Task brief.
Determine how many lines of the data below contain "Anzeigen", then give only that number.

Begin The input

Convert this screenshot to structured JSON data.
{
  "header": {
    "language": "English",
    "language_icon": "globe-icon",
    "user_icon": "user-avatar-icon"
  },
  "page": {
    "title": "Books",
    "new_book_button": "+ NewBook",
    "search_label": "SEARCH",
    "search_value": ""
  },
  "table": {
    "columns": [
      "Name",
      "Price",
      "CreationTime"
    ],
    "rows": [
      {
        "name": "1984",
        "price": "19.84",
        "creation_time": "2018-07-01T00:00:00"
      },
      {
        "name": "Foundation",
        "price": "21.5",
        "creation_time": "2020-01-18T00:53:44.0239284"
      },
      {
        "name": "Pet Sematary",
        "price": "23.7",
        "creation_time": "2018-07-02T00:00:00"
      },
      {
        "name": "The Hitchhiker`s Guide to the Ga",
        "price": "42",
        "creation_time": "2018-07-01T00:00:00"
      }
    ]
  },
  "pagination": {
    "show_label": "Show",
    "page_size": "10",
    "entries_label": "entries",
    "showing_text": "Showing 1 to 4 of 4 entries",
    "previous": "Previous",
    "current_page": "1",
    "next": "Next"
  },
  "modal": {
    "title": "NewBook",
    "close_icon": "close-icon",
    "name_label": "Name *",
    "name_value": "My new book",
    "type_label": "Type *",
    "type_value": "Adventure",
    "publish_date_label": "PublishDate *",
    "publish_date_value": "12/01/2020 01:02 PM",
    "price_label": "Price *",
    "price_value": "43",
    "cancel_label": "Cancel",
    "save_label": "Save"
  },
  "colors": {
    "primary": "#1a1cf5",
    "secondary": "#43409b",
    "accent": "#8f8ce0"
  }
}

End The input
Begin The input

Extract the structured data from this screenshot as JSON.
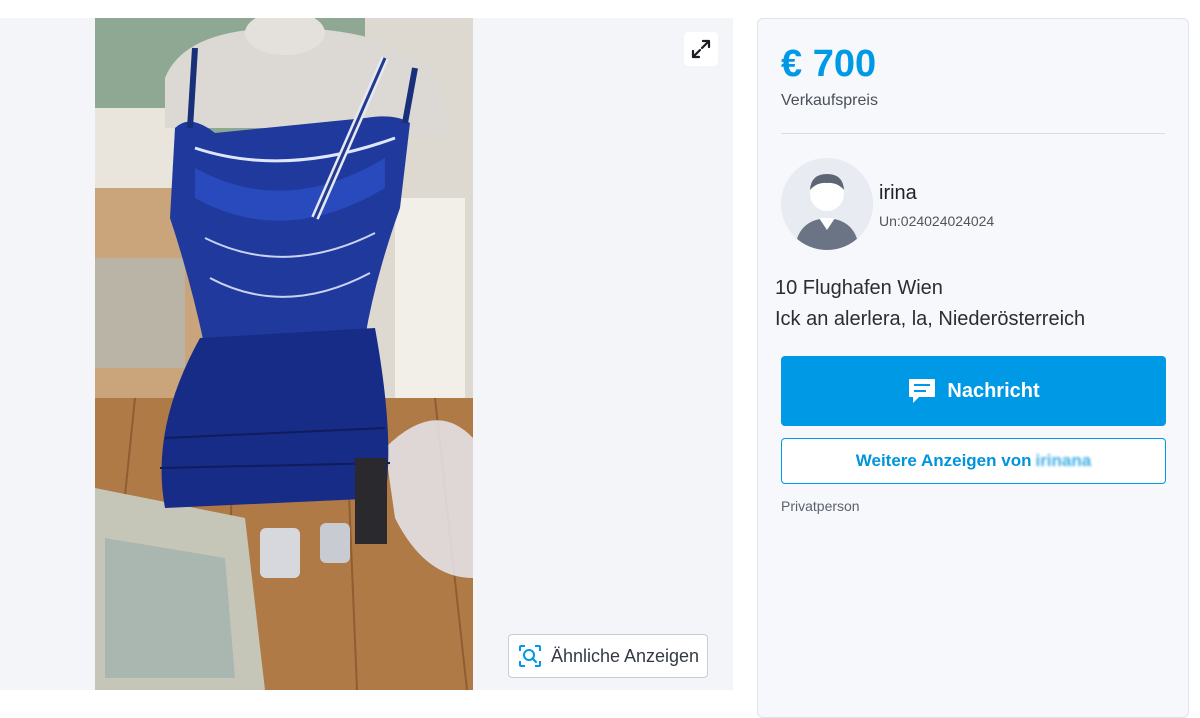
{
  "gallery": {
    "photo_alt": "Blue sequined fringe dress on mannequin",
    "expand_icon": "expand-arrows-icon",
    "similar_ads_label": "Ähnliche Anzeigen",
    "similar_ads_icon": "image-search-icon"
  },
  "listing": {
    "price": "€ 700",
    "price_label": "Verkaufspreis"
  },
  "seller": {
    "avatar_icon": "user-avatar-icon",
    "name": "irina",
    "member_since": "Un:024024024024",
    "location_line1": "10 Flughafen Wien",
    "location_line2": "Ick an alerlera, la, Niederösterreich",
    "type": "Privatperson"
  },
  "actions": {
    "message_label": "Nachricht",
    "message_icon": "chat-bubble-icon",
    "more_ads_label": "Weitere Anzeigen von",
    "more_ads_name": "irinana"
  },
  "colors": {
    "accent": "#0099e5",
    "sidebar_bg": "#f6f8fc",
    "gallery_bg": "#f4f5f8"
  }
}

End The input

Written answer.
2